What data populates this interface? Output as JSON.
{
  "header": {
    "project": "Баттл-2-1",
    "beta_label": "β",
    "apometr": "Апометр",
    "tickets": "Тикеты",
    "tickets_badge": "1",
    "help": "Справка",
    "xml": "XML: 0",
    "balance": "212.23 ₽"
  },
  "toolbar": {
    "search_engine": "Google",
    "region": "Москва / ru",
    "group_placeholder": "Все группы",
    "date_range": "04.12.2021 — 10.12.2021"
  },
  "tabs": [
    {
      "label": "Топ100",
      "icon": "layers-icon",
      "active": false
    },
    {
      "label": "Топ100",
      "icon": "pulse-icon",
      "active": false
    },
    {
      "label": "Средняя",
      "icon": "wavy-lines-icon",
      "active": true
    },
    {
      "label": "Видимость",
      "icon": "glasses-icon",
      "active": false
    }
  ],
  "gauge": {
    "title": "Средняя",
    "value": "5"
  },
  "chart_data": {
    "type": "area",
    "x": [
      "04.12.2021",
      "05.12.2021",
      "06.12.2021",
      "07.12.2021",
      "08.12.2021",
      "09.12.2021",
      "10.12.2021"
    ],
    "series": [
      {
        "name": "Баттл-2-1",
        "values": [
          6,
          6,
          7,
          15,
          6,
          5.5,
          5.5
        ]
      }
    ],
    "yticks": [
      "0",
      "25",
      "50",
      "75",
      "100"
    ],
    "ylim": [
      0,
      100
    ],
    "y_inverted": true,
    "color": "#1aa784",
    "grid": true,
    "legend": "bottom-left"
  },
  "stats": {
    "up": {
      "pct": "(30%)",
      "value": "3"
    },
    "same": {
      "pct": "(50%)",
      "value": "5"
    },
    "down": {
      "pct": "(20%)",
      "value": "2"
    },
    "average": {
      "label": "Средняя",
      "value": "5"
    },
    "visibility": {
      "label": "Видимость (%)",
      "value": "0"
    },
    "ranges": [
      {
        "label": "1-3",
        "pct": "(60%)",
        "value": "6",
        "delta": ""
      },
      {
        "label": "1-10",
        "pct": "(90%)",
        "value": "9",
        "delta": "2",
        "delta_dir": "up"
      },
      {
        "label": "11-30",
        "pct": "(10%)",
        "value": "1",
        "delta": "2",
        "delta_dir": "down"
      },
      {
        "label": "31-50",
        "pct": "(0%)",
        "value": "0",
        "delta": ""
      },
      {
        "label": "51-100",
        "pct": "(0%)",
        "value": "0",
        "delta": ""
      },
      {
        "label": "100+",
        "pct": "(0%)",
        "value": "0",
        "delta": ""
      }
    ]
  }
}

§ **WRITTEN REQUEST**
Each entry above needs to be retyped exactly.

§ **FULL OUTPUT**
What data populates this interface? Output as JSON.
{
  "header": {
    "project": "Баттл-2-1",
    "beta_label": "β",
    "apometr": "Апометр",
    "tickets": "Тикеты",
    "tickets_badge": "1",
    "help": "Справка",
    "xml": "XML: 0",
    "balance": "212.23 ₽"
  },
  "toolbar": {
    "search_engine": "Google",
    "region": "Москва / ru",
    "group_placeholder": "Все группы",
    "date_range": "04.12.2021 — 10.12.2021"
  },
  "tabs": [
    {
      "label": "Топ100",
      "icon": "layers-icon",
      "active": false
    },
    {
      "label": "Топ100",
      "icon": "pulse-icon",
      "active": false
    },
    {
      "label": "Средняя",
      "icon": "wavy-lines-icon",
      "active": true
    },
    {
      "label": "Видимость",
      "icon": "glasses-icon",
      "active": false
    }
  ],
  "gauge": {
    "title": "Средняя",
    "value": "5"
  },
  "chart_data": {
    "type": "area",
    "x": [
      "04.12.2021",
      "05.12.2021",
      "06.12.2021",
      "07.12.2021",
      "08.12.2021",
      "09.12.2021",
      "10.12.2021"
    ],
    "series": [
      {
        "name": "Баттл-2-1",
        "values": [
          6,
          6,
          7,
          15,
          6,
          5.5,
          5.5
        ]
      }
    ],
    "yticks": [
      "0",
      "25",
      "50",
      "75",
      "100"
    ],
    "ylim": [
      0,
      100
    ],
    "y_inverted": true,
    "color": "#1aa784",
    "grid": true,
    "legend": "bottom-left"
  },
  "stats": {
    "up": {
      "pct": "(30%)",
      "value": "3"
    },
    "same": {
      "pct": "(50%)",
      "value": "5"
    },
    "down": {
      "pct": "(20%)",
      "value": "2"
    },
    "average": {
      "label": "Средняя",
      "value": "5"
    },
    "visibility": {
      "label": "Видимость (%)",
      "value": "0"
    },
    "ranges": [
      {
        "label": "1-3",
        "pct": "(60%)",
        "value": "6",
        "delta": ""
      },
      {
        "label": "1-10",
        "pct": "(90%)",
        "value": "9",
        "delta": "2",
        "delta_dir": "up"
      },
      {
        "label": "11-30",
        "pct": "(10%)",
        "value": "1",
        "delta": "2",
        "delta_dir": "down"
      },
      {
        "label": "31-50",
        "pct": "(0%)",
        "value": "0",
        "delta": ""
      },
      {
        "label": "51-100",
        "pct": "(0%)",
        "value": "0",
        "delta": ""
      },
      {
        "label": "100+",
        "pct": "(0%)",
        "value": "0",
        "delta": ""
      }
    ]
  }
}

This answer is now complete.